* _Consigna breve 1_
Según la columna sobre Epacolombia, ¿qué vandalizó ella en el marco de las protestas de 2019?
* _Consigna breve 2_
Transcribe de la columna sobre Epacolombia el tramo que va desde "No se trata" hasta "graves siguen intocables.".
* _Consigna breve 3_
Continúa, por favor, la columna sobre Epacolombia a partir de donde termina.

“La injusticia en cualquier parte es una amenaza a la justicia en todas partes.” — Martin Luther King Jr.
La reciente captura de Daneidy Barrera Rojas, más conocida como Epacolombia, vuelve a poner sobre la mesa un debate incómodo: ¿la justicia en Colombia realmente se aplica de manera equitativa? La respuesta, a simple vista, es un rotundo no. Mientras ella enfrenta una condena por vandalismo, otros personajes con un historial delictivo mucho más grave siguen en libertad, ocupando cargos políticos o incluso reorganizando estructuras criminales sin que nada les pase.
No se trata de justificar lo que hizo Epacolombia ni de decir que no merezca una sanción. Ella misma, con su comportamiento impulsivo y provocador, se puso en la mira de la justicia cuando decidió vandalizar una estación de TransMilenio en el marco de las protestas de 2019. Y claro, el daño a la infraestructura pública es un delito que debe ser castigado. Pero lo que genera indignación no es que ella sea sancionada, sino que mientras su caso avanza con rapidez y con penas ejemplarizantes, otros delincuentes con prontuarios mucho más graves siguen intocables.
A lo largo de los años, hemos visto cómo la justicia colombiana ha operado con doble rasero. Los líderes de la extinta guerrilla de las FARC, responsables de asesinatos, secuestros, masacres y todo tipo de atrocidades, no solo fueron beneficiados con amnistías y acuerdos de paz, sino que muchos de ellos hoy ocupan curules en el Congreso sin haber pasado un solo día en prisión. Mientras tanto, a otros ciudadanos por delitos menores se les cae todo el peso del aparato judicial, como si la justicia necesitara demostrar que sí funciona, pero solo con algunos.

* _Datos de entrada_
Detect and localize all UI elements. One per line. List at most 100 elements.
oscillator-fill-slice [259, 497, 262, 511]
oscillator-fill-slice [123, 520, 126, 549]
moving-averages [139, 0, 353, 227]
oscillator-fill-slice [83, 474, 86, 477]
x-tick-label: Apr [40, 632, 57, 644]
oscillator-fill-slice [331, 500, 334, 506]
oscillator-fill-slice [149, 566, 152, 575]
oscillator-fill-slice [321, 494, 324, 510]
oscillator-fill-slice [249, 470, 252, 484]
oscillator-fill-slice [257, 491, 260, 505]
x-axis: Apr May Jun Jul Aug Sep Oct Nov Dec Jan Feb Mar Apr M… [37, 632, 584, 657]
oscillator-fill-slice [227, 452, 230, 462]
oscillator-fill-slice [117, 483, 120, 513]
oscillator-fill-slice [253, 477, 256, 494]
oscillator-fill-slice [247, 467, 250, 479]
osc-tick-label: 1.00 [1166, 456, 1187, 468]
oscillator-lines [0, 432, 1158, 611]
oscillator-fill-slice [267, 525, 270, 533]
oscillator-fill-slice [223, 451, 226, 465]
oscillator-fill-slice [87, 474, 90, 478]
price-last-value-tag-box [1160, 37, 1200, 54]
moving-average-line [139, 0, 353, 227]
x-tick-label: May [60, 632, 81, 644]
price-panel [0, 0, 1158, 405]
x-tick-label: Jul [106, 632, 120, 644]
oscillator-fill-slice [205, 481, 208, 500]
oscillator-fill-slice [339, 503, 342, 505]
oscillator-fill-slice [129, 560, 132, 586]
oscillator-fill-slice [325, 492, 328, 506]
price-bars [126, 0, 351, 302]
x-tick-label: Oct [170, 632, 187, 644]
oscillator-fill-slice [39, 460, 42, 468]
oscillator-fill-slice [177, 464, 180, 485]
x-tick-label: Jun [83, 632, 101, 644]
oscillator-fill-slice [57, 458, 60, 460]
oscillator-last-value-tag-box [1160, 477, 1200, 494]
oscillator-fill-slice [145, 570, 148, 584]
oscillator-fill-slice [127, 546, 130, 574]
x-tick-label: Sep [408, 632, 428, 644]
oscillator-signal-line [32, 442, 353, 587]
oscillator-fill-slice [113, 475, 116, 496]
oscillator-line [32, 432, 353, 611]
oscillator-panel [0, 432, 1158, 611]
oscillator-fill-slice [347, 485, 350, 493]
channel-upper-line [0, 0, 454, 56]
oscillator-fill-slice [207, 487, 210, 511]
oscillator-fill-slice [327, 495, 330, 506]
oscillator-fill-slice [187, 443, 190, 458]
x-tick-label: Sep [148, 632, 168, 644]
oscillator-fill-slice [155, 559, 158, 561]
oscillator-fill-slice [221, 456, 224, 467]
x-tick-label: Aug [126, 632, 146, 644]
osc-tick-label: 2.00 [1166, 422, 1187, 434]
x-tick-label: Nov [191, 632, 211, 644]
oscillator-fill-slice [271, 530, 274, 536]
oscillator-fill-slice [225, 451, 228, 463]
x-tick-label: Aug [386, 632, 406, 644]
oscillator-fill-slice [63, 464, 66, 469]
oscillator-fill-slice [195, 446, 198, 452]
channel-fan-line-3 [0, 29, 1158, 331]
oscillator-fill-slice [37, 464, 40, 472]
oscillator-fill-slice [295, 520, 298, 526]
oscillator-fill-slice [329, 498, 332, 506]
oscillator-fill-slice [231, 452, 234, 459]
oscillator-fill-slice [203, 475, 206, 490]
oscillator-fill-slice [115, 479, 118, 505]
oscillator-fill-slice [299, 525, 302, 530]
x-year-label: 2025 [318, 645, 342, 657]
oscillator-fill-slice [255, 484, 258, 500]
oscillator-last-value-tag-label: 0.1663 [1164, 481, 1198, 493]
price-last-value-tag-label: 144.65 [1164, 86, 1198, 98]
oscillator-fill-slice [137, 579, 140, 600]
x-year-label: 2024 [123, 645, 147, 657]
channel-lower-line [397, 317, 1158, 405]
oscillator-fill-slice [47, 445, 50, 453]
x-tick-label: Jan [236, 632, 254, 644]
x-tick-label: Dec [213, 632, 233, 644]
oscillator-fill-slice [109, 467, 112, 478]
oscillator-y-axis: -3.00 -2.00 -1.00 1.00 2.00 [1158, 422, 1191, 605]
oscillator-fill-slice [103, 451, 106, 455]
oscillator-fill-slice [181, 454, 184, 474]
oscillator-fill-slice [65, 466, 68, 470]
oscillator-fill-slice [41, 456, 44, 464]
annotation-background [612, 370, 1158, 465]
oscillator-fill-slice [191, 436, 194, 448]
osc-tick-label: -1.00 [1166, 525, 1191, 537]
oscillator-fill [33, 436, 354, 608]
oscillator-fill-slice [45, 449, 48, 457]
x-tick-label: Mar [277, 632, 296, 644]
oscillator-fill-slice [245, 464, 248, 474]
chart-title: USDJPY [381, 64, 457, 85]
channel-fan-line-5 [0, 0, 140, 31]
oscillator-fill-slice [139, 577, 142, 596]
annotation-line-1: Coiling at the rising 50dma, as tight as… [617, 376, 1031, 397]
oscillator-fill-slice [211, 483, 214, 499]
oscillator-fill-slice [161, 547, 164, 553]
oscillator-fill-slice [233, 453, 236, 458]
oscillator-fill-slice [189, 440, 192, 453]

* _Respuesta escrita 1_
Una estación de TransMilenio.

* _Respuesta escrita 2_
No se trata de justificar lo que hizo Epacolombia ni de decir que no merezca una sanción. Ella misma, con su comportamiento impulsivo y provocador, se puso en la mira de la justicia cuando decidió vandalizar una estación de TransMilenio en el marco de las protestas de 2019. Y claro, el daño a la infraestructura pública es un delito que debe ser castigado. Pero lo que genera indignación no es que ella sea sancionada, sino que mientras su caso avanza con rapidez y con penas ejemplarizantes, otros delincuentes con prontuarios mucho más graves siguen intocables.

* _Respuesta escrita 3_
El problema se agrava cuando vemos que la impunidad no solo ha permitido que estos exlíderes guerrilleros eviten pagar por sus crímenes, sino que en muchos casos han vuelto a la actividad delictiva. Lo que ocurre en el Catatumbo es una prueba de ello. Excombatientes de las FARC han librado una guerra con el ELN por el control territorial de la región, demostrando que nunca dejaron del todo la violencia y que, en lugar de construir paz, siguen viendo las armas como un mecanismo legítimo de poder.
Lo peor es que no tienen reparo en decirlo públicamente. Recientemente, en medio de los enfrentamientos con el ELN, algunos de ellos declararon con total descaro que “ni los paramilitares pudieron con ellos y que ahora el ELN tampoco podrá vencerlos”. Ese es el nivel de cinismo con el que se manejan: no solo siguen activos en la guerra, sino que lo presumen como si fuera una medalla de honor. Y mientras tanto, el Estado, que debería garantizar justicia y orden, simplemente mira para otro lado.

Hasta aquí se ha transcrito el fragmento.